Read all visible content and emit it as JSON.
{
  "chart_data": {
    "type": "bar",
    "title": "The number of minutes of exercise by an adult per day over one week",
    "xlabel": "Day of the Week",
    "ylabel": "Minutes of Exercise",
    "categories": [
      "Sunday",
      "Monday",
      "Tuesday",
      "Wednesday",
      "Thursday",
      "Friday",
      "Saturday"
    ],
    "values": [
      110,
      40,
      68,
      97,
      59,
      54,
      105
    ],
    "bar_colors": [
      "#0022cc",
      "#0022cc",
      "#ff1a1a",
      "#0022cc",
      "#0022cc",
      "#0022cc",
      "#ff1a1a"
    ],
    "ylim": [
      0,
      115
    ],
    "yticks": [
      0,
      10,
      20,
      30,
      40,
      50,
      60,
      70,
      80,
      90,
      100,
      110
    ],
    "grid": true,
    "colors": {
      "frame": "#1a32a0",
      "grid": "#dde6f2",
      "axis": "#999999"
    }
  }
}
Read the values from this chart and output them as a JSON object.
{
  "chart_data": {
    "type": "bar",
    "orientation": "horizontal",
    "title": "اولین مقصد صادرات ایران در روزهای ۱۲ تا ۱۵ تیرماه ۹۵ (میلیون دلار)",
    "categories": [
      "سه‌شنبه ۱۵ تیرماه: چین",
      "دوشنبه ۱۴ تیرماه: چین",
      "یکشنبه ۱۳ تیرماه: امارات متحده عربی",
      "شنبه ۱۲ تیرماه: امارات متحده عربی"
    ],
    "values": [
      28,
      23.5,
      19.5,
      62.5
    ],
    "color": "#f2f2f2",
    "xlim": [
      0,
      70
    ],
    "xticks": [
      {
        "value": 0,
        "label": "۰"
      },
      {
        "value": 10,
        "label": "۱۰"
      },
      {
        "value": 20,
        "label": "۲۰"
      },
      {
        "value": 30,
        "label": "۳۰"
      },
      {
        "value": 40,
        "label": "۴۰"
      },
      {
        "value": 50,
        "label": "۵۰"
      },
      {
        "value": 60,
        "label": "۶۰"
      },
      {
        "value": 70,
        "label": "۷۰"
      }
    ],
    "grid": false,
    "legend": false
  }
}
━━━━
* Prompt
Each line above must be printed exactly as it appears.

* Output
Read all visible content and emit it as JSON.
{
  "chart_data": {
    "type": "bar",
    "title": "The number of minutes of exercise by an adult per day over one week",
    "xlabel": "Day of the Week",
    "ylabel": "Minutes of Exercise",
    "categories": [
      "Sunday",
      "Monday",
      "Tuesday",
      "Wednesday",
      "Thursday",
      "Friday",
      "Saturday"
    ],
    "values": [
      110,
      40,
      68,
      97,
      59,
      54,
      105
    ],
    "bar_colors": [
      "#0022cc",
      "#0022cc",
      "#ff1a1a",
      "#0022cc",
      "#0022cc",
      "#0022cc",
      "#ff1a1a"
    ],
    "ylim": [
      0,
      115
    ],
    "yticks": [
      0,
      10,
      20,
      30,
      40,
      50,
      60,
      70,
      80,
      90,
      100,
      110
    ],
    "grid": true,
    "colors": {
      "frame": "#1a32a0",
      "grid": "#dde6f2",
      "axis": "#999999"
    }
  }
}
Read the values from this chart and output them as a JSON object.
{
  "chart_data": {
    "type": "bar",
    "orientation": "horizontal",
    "title": "اولین مقصد صادرات ایران در روزهای ۱۲ تا ۱۵ تیرماه ۹۵ (میلیون دلار)",
    "categories": [
      "سه‌شنبه ۱۵ تیرماه: چین",
      "دوشنبه ۱۴ تیرماه: چین",
      "یکشنبه ۱۳ تیرماه: امارات متحده عربی",
      "شنبه ۱۲ تیرماه: امارات متحده عربی"
    ],
    "values": [
      28,
      23.5,
      19.5,
      62.5
    ],
    "color": "#f2f2f2",
    "xlim": [
      0,
      70
    ],
    "xticks": [
      {
        "value": 0,
        "label": "۰"
      },
      {
        "value": 10,
        "label": "۱۰"
      },
      {
        "value": 20,
        "label": "۲۰"
      },
      {
        "value": 30,
        "label": "۳۰"
      },
      {
        "value": 40,
        "label": "۴۰"
      },
      {
        "value": 50,
        "label": "۵۰"
      },
      {
        "value": 60,
        "label": "۶۰"
      },
      {
        "value": 70,
        "label": "۷۰"
      }
    ],
    "grid": false,
    "legend": false
  }
}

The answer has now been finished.